**Page pictures and their text:**
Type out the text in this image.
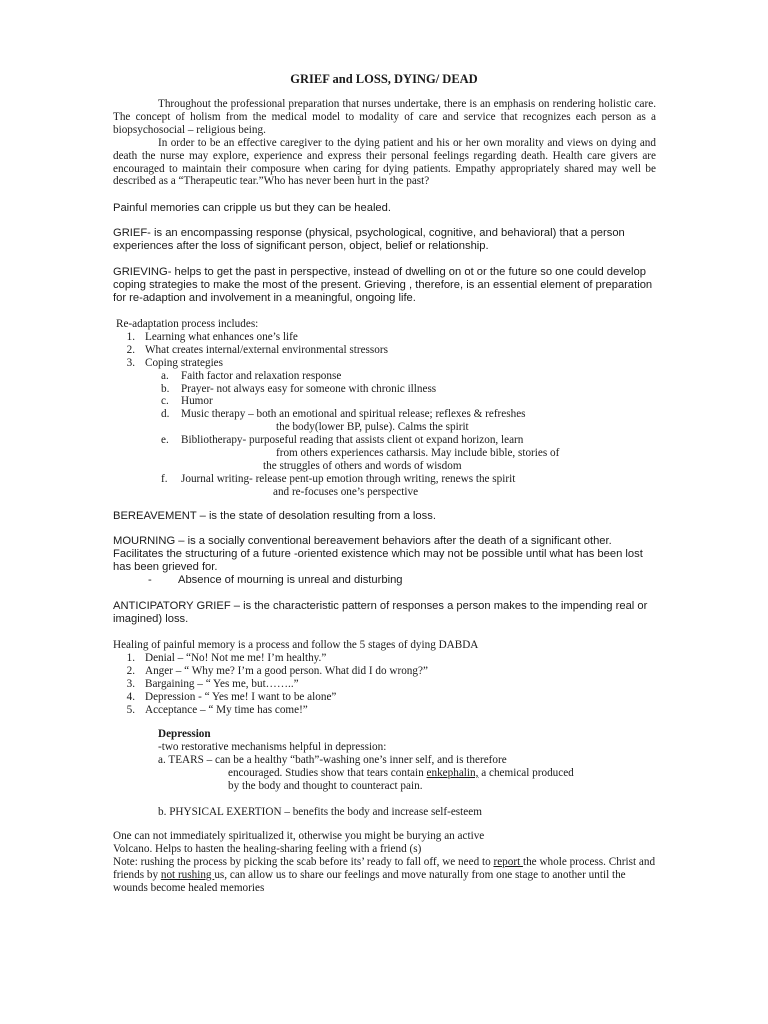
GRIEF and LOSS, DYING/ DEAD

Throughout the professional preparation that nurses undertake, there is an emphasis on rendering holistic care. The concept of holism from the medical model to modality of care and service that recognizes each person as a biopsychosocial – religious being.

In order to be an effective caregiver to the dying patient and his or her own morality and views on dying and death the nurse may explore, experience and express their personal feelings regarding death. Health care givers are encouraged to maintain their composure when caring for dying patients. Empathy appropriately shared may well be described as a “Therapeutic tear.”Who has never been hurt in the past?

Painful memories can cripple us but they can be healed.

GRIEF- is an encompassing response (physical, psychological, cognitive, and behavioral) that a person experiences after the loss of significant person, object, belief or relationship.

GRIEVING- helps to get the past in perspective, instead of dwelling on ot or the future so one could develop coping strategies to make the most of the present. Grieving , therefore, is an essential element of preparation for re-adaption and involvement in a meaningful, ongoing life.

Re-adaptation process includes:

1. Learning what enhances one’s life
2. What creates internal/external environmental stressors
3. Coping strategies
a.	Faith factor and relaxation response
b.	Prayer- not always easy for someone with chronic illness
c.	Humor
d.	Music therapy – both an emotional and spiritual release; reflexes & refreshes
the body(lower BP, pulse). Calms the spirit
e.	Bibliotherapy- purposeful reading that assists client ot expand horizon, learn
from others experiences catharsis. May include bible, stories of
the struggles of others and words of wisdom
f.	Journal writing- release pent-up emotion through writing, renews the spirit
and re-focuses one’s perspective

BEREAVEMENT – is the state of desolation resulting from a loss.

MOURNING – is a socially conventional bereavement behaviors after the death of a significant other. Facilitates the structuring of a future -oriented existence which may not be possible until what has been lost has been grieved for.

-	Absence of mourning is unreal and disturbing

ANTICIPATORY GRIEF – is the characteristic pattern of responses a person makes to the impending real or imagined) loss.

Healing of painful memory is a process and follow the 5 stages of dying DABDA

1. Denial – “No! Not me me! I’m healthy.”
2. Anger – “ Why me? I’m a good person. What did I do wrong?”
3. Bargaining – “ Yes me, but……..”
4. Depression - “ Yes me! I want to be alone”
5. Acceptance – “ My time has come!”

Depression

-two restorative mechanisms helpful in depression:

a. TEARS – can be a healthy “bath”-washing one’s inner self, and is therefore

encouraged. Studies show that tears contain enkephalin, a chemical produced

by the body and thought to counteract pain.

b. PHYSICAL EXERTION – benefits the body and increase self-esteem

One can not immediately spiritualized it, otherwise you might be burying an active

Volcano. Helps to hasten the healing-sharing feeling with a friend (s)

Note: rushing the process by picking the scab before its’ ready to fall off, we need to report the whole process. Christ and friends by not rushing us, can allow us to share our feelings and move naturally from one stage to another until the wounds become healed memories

**What the exercise asks:**
Set down all of the entries exactly as they stand, without any image.

**Task output:**
Type out the text in this image.
GRIEF and LOSS, DYING/ DEAD

Throughout the professional preparation that nurses undertake, there is an emphasis on rendering holistic care. The concept of holism from the medical model to modality of care and service that recognizes each person as a biopsychosocial – religious being.

In order to be an effective caregiver to the dying patient and his or her own morality and views on dying and death the nurse may explore, experience and express their personal feelings regarding death. Health care givers are encouraged to maintain their composure when caring for dying patients. Empathy appropriately shared may well be described as a “Therapeutic tear.”Who has never been hurt in the past?

Painful memories can cripple us but they can be healed.

GRIEF- is an encompassing response (physical, psychological, cognitive, and behavioral) that a person experiences after the loss of significant person, object, belief or relationship.

GRIEVING- helps to get the past in perspective, instead of dwelling on ot or the future so one could develop coping strategies to make the most of the present. Grieving , therefore, is an essential element of preparation for re-adaption and involvement in a meaningful, ongoing life.

Re-adaptation process includes:

1. Learning what enhances one’s life
2. What creates internal/external environmental stressors
3. Coping strategies
a.	Faith factor and relaxation response
b.	Prayer- not always easy for someone with chronic illness
c.	Humor
d.	Music therapy – both an emotional and spiritual release; reflexes & refreshes
the body(lower BP, pulse). Calms the spirit
e.	Bibliotherapy- purposeful reading that assists client ot expand horizon, learn
from others experiences catharsis. May include bible, stories of
the struggles of others and words of wisdom
f.	Journal writing- release pent-up emotion through writing, renews the spirit
and re-focuses one’s perspective

BEREAVEMENT – is the state of desolation resulting from a loss.

MOURNING – is a socially conventional bereavement behaviors after the death of a significant other. Facilitates the structuring of a future -oriented existence which may not be possible until what has been lost has been grieved for.

-	Absence of mourning is unreal and disturbing

ANTICIPATORY GRIEF – is the characteristic pattern of responses a person makes to the impending real or imagined) loss.

Healing of painful memory is a process and follow the 5 stages of dying DABDA

1. Denial – “No! Not me me! I’m healthy.”
2. Anger – “ Why me? I’m a good person. What did I do wrong?”
3. Bargaining – “ Yes me, but……..”
4. Depression - “ Yes me! I want to be alone”
5. Acceptance – “ My time has come!”

Depression

-two restorative mechanisms helpful in depression:

a. TEARS – can be a healthy “bath”-washing one’s inner self, and is therefore

encouraged. Studies show that tears contain enkephalin, a chemical produced

by the body and thought to counteract pain.

b. PHYSICAL EXERTION – benefits the body and increase self-esteem

One can not immediately spiritualized it, otherwise you might be burying an active

Volcano. Helps to hasten the healing-sharing feeling with a friend (s)

Note: rushing the process by picking the scab before its’ ready to fall off, we need to report the whole process. Christ and friends by not rushing us, can allow us to share our feelings and move naturally from one stage to another until the wounds become healed memories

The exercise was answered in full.